YOUR OBJECTIVE.
Make an exact copy of the entries below.

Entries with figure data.
━━━━━━━━━━━━━━━━

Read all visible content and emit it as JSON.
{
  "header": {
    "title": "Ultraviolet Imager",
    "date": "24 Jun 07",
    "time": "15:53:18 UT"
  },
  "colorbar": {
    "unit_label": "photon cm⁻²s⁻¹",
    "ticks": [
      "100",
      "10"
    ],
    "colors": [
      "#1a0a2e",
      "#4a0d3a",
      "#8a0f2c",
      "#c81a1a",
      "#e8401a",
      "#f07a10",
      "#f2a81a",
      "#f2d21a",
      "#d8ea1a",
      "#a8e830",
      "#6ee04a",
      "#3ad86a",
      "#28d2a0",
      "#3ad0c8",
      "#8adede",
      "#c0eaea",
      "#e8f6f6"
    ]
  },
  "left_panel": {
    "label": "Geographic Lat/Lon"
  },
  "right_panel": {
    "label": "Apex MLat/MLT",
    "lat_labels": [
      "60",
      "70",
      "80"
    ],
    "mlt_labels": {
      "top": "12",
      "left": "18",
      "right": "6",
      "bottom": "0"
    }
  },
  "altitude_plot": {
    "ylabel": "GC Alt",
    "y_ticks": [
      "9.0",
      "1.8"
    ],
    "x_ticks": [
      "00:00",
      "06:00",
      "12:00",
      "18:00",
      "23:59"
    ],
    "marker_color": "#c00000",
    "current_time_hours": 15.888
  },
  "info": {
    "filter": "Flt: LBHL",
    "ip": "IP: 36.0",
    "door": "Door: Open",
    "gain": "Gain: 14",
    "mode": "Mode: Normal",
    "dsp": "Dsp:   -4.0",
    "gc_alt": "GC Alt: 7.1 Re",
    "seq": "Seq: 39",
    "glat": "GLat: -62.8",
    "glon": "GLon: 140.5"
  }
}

━━━━━━━━━━━━━━━━

WORKED ANSWER.
Read all visible content and emit it as JSON.
{
  "header": {
    "title": "Ultraviolet Imager",
    "date": "24 Jun 07",
    "time": "15:53:18 UT"
  },
  "colorbar": {
    "unit_label": "photon cm⁻²s⁻¹",
    "ticks": [
      "100",
      "10"
    ],
    "colors": [
      "#1a0a2e",
      "#4a0d3a",
      "#8a0f2c",
      "#c81a1a",
      "#e8401a",
      "#f07a10",
      "#f2a81a",
      "#f2d21a",
      "#d8ea1a",
      "#a8e830",
      "#6ee04a",
      "#3ad86a",
      "#28d2a0",
      "#3ad0c8",
      "#8adede",
      "#c0eaea",
      "#e8f6f6"
    ]
  },
  "left_panel": {
    "label": "Geographic Lat/Lon"
  },
  "right_panel": {
    "label": "Apex MLat/MLT",
    "lat_labels": [
      "60",
      "70",
      "80"
    ],
    "mlt_labels": {
      "top": "12",
      "left": "18",
      "right": "6",
      "bottom": "0"
    }
  },
  "altitude_plot": {
    "ylabel": "GC Alt",
    "y_ticks": [
      "9.0",
      "1.8"
    ],
    "x_ticks": [
      "00:00",
      "06:00",
      "12:00",
      "18:00",
      "23:59"
    ],
    "marker_color": "#c00000",
    "current_time_hours": 15.888
  },
  "info": {
    "filter": "Flt: LBHL",
    "ip": "IP: 36.0",
    "door": "Door: Open",
    "gain": "Gain: 14",
    "mode": "Mode: Normal",
    "dsp": "Dsp:   -4.0",
    "gc_alt": "GC Alt: 7.1 Re",
    "seq": "Seq: 39",
    "glat": "GLat: -62.8",
    "glon": "GLon: 140.5"
  }
}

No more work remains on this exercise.